## Required work
Say how many lines hold the string "name"; please write nothing but the number.

[Dataset rows]
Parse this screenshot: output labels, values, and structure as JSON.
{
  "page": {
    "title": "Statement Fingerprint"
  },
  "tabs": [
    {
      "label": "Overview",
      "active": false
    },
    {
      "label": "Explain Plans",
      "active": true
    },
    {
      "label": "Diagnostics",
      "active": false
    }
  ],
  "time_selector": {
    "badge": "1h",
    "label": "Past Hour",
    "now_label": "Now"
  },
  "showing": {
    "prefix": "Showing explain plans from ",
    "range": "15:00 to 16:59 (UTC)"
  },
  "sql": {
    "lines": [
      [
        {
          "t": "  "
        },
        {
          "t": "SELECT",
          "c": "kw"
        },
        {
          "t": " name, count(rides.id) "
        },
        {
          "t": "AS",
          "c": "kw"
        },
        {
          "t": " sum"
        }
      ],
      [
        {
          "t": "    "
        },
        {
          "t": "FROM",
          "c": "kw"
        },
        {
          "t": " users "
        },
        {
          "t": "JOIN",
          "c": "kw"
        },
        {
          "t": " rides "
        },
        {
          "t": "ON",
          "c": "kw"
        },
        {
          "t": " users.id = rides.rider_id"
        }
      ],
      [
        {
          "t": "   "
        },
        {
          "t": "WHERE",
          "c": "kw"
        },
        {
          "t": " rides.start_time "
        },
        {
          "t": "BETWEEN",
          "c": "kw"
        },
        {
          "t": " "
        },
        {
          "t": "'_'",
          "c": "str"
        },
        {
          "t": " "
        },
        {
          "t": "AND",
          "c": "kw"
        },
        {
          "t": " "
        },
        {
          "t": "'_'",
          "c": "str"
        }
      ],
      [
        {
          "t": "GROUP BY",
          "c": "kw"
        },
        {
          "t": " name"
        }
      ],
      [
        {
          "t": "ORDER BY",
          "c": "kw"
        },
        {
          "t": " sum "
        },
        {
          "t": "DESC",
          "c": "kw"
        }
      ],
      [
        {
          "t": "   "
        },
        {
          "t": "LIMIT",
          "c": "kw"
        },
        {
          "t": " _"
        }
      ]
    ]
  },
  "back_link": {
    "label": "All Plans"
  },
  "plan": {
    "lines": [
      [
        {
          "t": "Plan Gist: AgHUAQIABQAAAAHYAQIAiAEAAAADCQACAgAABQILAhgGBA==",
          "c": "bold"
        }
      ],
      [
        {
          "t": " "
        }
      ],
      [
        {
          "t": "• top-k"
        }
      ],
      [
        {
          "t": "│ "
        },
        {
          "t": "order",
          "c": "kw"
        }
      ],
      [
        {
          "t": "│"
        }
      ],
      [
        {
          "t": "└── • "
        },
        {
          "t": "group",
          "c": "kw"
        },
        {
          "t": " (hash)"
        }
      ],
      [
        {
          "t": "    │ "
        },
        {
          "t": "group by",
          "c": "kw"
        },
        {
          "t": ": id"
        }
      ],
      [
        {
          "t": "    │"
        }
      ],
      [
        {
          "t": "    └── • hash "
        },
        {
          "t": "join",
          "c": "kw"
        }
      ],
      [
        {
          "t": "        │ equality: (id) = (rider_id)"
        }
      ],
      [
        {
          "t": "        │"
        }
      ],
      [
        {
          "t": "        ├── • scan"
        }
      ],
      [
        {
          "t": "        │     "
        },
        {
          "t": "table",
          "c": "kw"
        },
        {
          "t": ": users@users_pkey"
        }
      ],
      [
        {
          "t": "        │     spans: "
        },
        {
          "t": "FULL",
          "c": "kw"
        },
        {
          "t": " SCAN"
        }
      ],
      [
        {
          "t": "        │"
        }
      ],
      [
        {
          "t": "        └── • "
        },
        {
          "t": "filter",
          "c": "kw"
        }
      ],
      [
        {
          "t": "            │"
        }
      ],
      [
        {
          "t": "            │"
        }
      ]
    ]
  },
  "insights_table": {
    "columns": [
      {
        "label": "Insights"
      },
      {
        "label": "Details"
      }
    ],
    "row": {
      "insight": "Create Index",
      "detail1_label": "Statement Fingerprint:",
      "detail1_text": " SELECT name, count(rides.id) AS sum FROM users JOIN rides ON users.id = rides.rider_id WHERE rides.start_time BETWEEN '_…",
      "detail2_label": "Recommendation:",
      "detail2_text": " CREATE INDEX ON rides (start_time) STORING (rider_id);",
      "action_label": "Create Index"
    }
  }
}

## Finished task
3